Task prompt | This exercise asks for every line of the material that includes the word "What".

The records |
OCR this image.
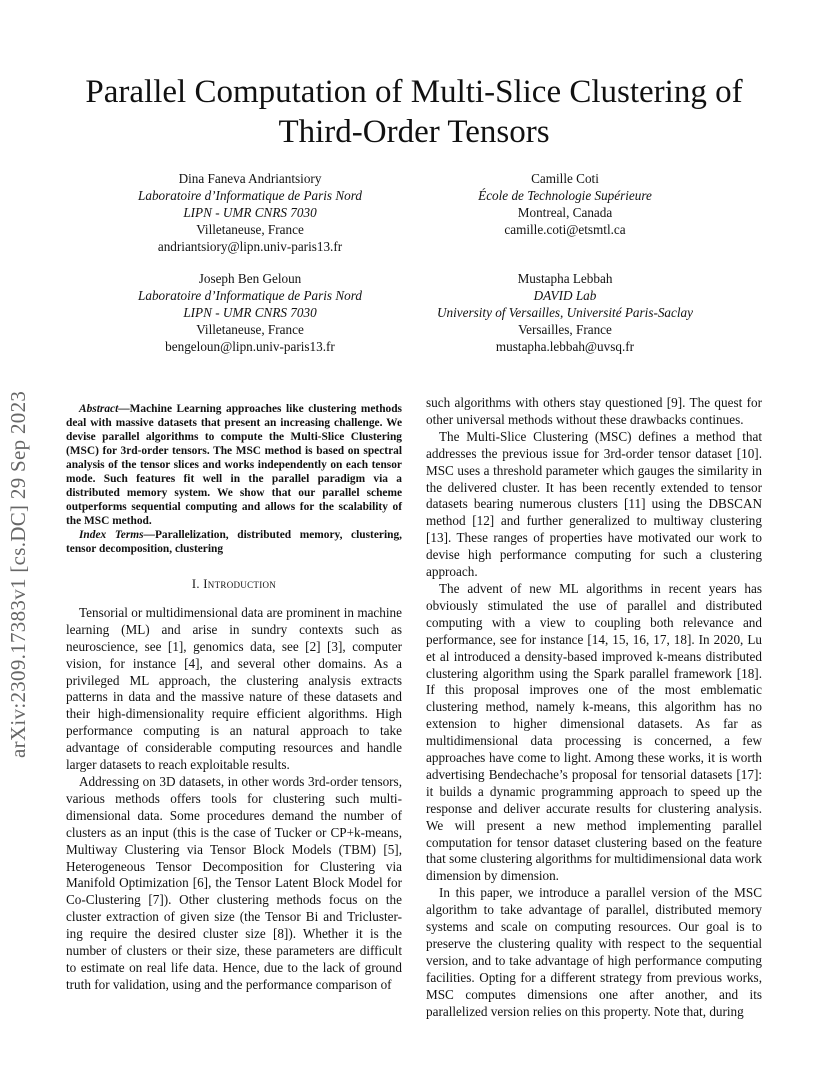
arXiv:2309.17383v1 [cs.DC] 29 Sep 2023
Parallel Computation of Multi-Slice Clustering of
Third-Order Tensors
Dina Faneva Andriantsiory
Laboratoire d’Informatique de Paris Nord
LIPN - UMR CNRS 7030
Villetaneuse, France
andriantsiory@lipn.univ-paris13.fr
Camille Coti
École de Technologie Supérieure
Montreal, Canada
camille.coti@etsmtl.ca
Joseph Ben Geloun
Laboratoire d’Informatique de Paris Nord
LIPN - UMR CNRS 7030
Villetaneuse, France
bengeloun@lipn.univ-paris13.fr
Mustapha Lebbah
DAVID Lab
University of Versailles, Université Paris-Saclay
Versailles, France
mustapha.lebbah@uvsq.fr

Abstract—Machine Learning approaches like clustering methods deal with massive datasets that present an increasing challenge. We devise parallel algorithms to compute the Multi-Slice Clustering (MSC) for 3rd-order tensors. The MSC method is based on spectral analysis of the tensor slices and works independently on each tensor mode. Such features fit well in the parallel paradigm via a distributed memory system. We show that our parallel scheme outperforms sequential computing and allows for the scalability of the MSC method.

Index Terms—Parallelization, distributed memory, clustering, tensor decomposition, clustering

I. Introduction

Tensorial or multidimensional data are prominent in machine learning (ML) and arise in sundry contexts such as neuroscience, see [1], genomics data, see [2] [3], computer vision, for instance [4], and several other domains. As a privileged ML approach, the clustering analysis extracts patterns in data and the massive nature of these datasets and their high-dimensionality require efficient algorithms. High performance computing is an natural approach to take advantage of considerable computing resources and handle larger datasets to reach exploitable results.

Addressing on 3D datasets, in other words 3rd-order tensors, various methods offers tools for clustering such multi-dimensional data. Some procedures demand the number of clusters as an input (this is the case of Tucker or CP+k-means, Multiway Clustering via Tensor Block Models (TBM) [5], Heterogeneous Tensor Decomposition for Clustering via Manifold Optimization [6], the Tensor Latent Block Model for Co-Clustering [7]). Other clustering methods focus on the cluster extraction of given size (the Tensor Bi and Tricluster-ing require the desired cluster size [8]). Whether it is the number of clusters or their size, these parameters are difficult to estimate on real life data. Hence, due to the lack of ground truth for validation, using and the performance comparison of

such algorithms with others stay questioned [9]. The quest for other universal methods without these drawbacks continues.

The Multi-Slice Clustering (MSC) defines a method that addresses the previous issue for 3rd-order tensor dataset [10]. MSC uses a threshold parameter which gauges the similarity in the delivered cluster. It has been recently extended to tensor datasets bearing numerous clusters [11] using the DBSCAN method [12] and further generalized to multiway clustering [13]. These ranges of properties have motivated our work to devise high performance computing for such a clustering approach.

The advent of new ML algorithms in recent years has obviously stimulated the use of parallel and distributed computing with a view to coupling both relevance and performance, see for instance [14, 15, 16, 17, 18]. In 2020, Lu et al introduced a density-based improved k-means distributed clustering algorithm using the Spark parallel framework [18]. If this proposal improves one of the most emblematic clustering method, namely k-means, this algorithm has no extension to higher dimensional datasets. As far as multidimensional data processing is concerned, a few approaches have come to light. Among these works, it is worth advertising Bendechache’s proposal for tensorial datasets [17]: it builds a dynamic programming approach to speed up the response and deliver accurate results for clustering analysis. We will present a new method implementing parallel computation for tensor dataset clustering based on the feature that some clustering algorithms for multidimensional data work dimension by dimension.

In this paper, we introduce a parallel version of the MSC algorithm to take advantage of parallel, distributed memory systems and scale on computing resources. Our goal is to preserve the clustering quality with respect to the sequential version, and to take advantage of high performance computing facilities. Opting for a different strategy from previous works, MSC computes dimensions one after another, and its parallelized version relies on this property. Note that, during
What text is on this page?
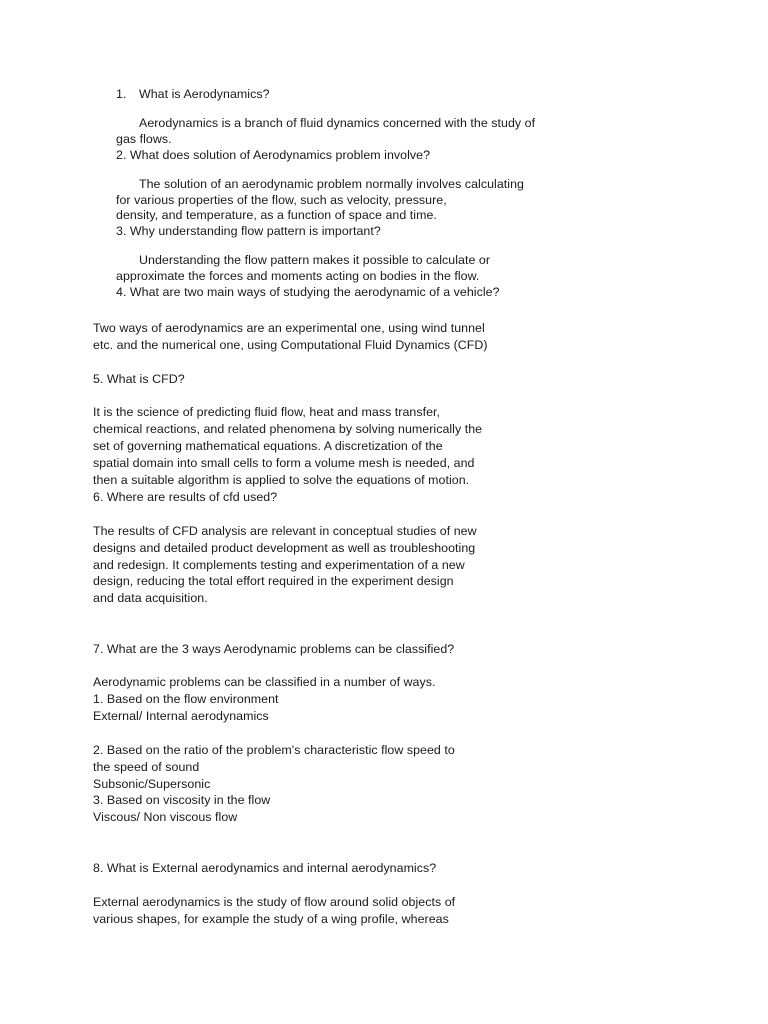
1. What is Aerodynamics?
Aerodynamics is a branch of fluid dynamics concerned with the study of
gas flows.
2. What does solution of Aerodynamics problem involve?
The solution of an aerodynamic problem normally involves calculating
for various properties of the flow, such as velocity, pressure,
density, and temperature, as a function of space and time.
3. Why understanding flow pattern is important?
Understanding the flow pattern makes it possible to calculate or
approximate the forces and moments acting on bodies in the flow.
4. What are two main ways of studying the aerodynamic of a vehicle?
Two ways of aerodynamics are an experimental one, using wind tunnel
etc. and the numerical one, using Computational Fluid Dynamics (CFD)
5. What is CFD?
It is the science of predicting fluid flow, heat and mass transfer,
chemical reactions, and related phenomena by solving numerically the
set of governing mathematical equations. A discretization of the
spatial domain into small cells to form a volume mesh is needed, and
then a suitable algorithm is applied to solve the equations of motion.
6. Where are results of cfd used?
The results of CFD analysis are relevant in conceptual studies of new
designs and detailed product development as well as troubleshooting
and redesign. It complements testing and experimentation of a new
design, reducing the total effort required in the experiment design
and data acquisition.
7. What are the 3 ways Aerodynamic problems can be classified?
Aerodynamic problems can be classified in a number of ways.
1. Based on the flow environment
External/ Internal aerodynamics
2. Based on the ratio of the problem's characteristic flow speed to
the speed of sound
Subsonic/Supersonic
3. Based on viscosity in the flow
Viscous/ Non viscous flow
8. What is External aerodynamics and internal aerodynamics?
External aerodynamics is the study of flow around solid objects of
various shapes, for example the study of a wing profile, whereas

Exercise answer |
What text is on this page?
1. What is Aerodynamics?
2. What does solution of Aerodynamics problem involve?
4. What are two main ways of studying the aerodynamic of a vehicle?
5. What is CFD?
7. What are the 3 ways Aerodynamic problems can be classified?
8. What is External aerodynamics and internal aerodynamics?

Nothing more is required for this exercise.